#### WHAT IS BEING ASKED
Set out every line of the records below as a JSON list of strings, one string per line, with blank lines left out.

#### DATA TO PROCESS
_ _ _ _ _ _ _

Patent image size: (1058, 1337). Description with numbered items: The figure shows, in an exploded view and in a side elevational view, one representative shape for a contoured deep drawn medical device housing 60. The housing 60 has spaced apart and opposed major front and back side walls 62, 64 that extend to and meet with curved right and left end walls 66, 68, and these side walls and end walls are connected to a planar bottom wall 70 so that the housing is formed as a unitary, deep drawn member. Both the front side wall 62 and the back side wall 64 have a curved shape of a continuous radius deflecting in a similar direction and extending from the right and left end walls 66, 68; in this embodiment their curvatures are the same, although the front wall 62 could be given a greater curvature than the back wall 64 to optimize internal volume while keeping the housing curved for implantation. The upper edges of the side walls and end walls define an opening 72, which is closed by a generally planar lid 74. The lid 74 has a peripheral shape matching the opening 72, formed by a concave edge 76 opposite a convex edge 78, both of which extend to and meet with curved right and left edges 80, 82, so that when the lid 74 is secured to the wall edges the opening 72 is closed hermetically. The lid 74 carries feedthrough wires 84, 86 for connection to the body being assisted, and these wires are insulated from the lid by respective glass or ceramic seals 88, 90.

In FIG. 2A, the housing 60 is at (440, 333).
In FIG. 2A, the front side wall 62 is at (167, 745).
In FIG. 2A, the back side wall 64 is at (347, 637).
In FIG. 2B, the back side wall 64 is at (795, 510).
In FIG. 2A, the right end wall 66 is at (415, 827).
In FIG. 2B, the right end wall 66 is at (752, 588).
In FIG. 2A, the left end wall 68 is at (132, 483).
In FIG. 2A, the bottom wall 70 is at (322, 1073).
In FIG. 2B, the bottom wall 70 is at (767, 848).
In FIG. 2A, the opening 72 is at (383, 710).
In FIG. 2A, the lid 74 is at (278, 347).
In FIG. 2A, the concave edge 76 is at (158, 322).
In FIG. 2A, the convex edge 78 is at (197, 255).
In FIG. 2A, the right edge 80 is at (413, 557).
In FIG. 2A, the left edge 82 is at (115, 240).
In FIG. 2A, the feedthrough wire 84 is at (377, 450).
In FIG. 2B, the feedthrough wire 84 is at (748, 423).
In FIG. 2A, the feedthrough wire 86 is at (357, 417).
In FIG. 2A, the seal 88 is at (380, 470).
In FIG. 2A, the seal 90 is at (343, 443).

_ _ _ _ _ _ _

#### ANSWER BELOW
[
  "Patent image size: (1058, 1337). Description with numbered items: The figure shows, in an exploded view and in a side elevational view, one representative shape for a contoured deep drawn medical device housing 60. The housing 60 has spaced apart and opposed major front and back side walls 62, 64 that extend to and meet with curved right and left end walls 66, 68, and these side walls and end walls are connected to a planar bottom wall 70 so that the housing is formed as a unitary, deep drawn member. Both the front side wall 62 and the back side wall 64 have a curved shape of a continuous radius deflecting in a similar direction and extending from the right and left end walls 66, 68; in this embodiment their curvatures are the same, although the front wall 62 could be given a greater curvature than the back wall 64 to optimize internal volume while keeping the housing curved for implantation. The upper edges of the side walls and end walls define an opening 72, which is closed by a generally planar lid 74. The lid 74 has a peripheral shape matching the opening 72, formed by a concave edge 76 opposite a convex edge 78, both of which extend to and meet with curved right and left edges 80, 82, so that when the lid 74 is secured to the wall edges the opening 72 is closed hermetically. The lid 74 carries feedthrough wires 84, 86 for connection to the body being assisted, and these wires are insulated from the lid by respective glass or ceramic seals 88, 90.",
  "In FIG. 2A, the housing 60 is at (440, 333).",
  "In FIG. 2A, the front side wall 62 is at (167, 745).",
  "In FIG. 2A, the back side wall 64 is at (347, 637).",
  "In FIG. 2B, the back side wall 64 is at (795, 510).",
  "In FIG. 2A, the right end wall 66 is at (415, 827).",
  "In FIG. 2B, the right end wall 66 is at (752, 588).",
  "In FIG. 2A, the left end wall 68 is at (132, 483).",
  "In FIG. 2A, the bottom wall 70 is at (322, 1073).",
  "In FIG. 2B, the bottom wall 70 is at (767, 848).",
  "In FIG. 2A, the opening 72 is at (383, 710).",
  "In FIG. 2A, the lid 74 is at (278, 347).",
  "In FIG. 2A, the concave edge 76 is at (158, 322).",
  "In FIG. 2A, the convex edge 78 is at (197, 255).",
  "In FIG. 2A, the right edge 80 is at (413, 557).",
  "In FIG. 2A, the left edge 82 is at (115, 240).",
  "In FIG. 2A, the feedthrough wire 84 is at (377, 450).",
  "In FIG. 2B, the feedthrough wire 84 is at (748, 423).",
  "In FIG. 2A, the feedthrough wire 86 is at (357, 417).",
  "In FIG. 2A, the seal 88 is at (380, 470).",
  "In FIG. 2A, the seal 90 is at (343, 443)."
]